> _Task directions_
Copy every line that contains the string "Peak" from the entries below.

Records:
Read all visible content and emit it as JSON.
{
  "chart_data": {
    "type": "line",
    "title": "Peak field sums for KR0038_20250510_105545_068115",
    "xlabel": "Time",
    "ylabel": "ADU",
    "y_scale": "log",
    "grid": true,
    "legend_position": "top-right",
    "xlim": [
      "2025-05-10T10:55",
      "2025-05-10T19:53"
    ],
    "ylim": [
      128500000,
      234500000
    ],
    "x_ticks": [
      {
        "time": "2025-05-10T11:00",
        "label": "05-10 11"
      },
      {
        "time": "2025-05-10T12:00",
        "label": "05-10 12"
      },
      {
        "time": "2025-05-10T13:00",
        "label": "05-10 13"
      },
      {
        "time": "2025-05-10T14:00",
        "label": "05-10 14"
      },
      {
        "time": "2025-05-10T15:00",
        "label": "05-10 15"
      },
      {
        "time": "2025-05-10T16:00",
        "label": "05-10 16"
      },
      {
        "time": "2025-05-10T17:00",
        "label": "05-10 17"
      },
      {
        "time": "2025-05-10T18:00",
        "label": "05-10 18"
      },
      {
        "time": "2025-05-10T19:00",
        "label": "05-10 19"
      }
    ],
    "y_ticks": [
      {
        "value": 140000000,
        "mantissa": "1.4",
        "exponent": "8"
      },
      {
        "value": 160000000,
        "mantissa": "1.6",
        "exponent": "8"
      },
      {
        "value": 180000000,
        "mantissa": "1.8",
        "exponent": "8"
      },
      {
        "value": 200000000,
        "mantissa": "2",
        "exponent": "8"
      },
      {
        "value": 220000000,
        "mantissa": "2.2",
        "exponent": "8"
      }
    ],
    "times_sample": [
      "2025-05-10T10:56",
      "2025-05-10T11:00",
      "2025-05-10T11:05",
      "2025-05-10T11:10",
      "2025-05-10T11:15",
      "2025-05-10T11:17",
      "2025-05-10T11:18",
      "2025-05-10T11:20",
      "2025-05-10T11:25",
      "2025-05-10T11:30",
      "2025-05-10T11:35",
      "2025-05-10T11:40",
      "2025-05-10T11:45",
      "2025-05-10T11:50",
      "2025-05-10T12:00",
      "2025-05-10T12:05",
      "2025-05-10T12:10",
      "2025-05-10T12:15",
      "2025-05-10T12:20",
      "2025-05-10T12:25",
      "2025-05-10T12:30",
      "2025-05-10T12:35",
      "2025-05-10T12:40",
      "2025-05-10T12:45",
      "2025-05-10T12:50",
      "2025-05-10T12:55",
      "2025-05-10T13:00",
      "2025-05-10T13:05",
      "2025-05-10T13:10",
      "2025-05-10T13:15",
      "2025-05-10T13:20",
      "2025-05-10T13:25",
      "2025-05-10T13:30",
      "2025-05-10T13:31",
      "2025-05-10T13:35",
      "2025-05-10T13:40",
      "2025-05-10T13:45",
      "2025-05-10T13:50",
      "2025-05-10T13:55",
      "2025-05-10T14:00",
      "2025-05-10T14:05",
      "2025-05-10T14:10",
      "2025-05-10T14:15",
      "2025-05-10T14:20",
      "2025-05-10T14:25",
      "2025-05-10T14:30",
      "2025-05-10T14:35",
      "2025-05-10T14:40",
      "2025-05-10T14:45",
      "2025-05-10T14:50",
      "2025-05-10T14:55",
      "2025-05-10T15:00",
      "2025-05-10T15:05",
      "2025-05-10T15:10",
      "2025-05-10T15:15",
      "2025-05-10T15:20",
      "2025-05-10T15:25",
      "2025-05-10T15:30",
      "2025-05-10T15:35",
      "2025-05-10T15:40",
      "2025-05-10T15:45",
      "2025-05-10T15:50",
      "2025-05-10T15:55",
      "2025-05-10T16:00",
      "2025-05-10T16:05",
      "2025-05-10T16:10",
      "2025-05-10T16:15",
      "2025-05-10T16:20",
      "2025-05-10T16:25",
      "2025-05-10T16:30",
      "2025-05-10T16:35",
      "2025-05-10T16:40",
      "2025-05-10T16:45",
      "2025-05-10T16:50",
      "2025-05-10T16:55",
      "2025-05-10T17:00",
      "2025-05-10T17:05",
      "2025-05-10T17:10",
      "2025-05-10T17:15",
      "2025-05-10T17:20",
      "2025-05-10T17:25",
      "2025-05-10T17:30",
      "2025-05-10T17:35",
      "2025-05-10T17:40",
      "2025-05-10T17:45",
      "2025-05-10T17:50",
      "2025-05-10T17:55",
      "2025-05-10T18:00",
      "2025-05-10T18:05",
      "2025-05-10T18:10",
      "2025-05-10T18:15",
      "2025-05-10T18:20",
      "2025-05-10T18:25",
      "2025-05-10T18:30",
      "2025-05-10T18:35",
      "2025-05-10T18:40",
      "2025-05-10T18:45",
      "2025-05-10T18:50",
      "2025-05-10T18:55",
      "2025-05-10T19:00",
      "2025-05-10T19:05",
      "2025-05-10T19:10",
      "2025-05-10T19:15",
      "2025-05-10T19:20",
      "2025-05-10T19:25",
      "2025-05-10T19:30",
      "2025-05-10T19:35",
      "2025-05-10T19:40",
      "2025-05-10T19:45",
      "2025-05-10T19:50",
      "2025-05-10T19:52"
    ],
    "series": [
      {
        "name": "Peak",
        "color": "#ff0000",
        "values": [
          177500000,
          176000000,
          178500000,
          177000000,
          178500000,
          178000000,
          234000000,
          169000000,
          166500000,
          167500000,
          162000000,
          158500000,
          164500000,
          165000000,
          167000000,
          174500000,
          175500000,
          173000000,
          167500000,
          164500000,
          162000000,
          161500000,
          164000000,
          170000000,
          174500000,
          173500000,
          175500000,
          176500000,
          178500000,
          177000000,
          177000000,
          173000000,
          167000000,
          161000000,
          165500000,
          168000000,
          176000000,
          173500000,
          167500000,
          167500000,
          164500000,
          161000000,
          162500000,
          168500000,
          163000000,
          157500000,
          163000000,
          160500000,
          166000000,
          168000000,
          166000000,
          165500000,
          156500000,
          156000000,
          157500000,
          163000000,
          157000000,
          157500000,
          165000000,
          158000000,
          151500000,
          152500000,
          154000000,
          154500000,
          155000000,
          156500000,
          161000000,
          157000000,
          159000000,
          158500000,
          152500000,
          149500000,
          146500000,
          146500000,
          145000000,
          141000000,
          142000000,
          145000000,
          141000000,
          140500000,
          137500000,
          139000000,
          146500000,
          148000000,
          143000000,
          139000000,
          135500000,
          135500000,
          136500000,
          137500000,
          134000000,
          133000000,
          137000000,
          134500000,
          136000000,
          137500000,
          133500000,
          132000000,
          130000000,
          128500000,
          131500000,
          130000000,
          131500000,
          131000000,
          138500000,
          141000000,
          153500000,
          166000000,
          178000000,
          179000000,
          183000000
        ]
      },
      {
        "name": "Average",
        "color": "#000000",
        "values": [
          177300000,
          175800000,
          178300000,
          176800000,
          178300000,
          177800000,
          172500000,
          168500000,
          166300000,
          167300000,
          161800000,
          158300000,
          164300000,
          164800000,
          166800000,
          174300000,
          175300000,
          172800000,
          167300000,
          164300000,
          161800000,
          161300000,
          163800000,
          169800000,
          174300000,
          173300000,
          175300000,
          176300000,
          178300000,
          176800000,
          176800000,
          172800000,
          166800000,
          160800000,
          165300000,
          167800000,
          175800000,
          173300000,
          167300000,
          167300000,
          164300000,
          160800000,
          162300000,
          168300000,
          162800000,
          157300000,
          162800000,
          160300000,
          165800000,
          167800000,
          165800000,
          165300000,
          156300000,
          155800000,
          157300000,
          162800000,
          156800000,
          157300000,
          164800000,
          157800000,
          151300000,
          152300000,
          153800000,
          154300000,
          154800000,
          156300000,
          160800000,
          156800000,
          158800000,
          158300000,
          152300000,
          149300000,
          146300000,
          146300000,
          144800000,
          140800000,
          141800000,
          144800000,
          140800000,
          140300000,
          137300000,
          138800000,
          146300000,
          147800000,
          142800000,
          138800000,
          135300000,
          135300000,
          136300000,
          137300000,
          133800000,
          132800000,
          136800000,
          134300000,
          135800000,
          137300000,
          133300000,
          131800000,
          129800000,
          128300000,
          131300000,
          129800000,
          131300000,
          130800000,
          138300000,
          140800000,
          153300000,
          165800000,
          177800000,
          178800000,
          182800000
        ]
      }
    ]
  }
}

> _Problem solution_
    "title": "Peak field sums for KR0038_20250510_105545_068115",
        "name": "Peak",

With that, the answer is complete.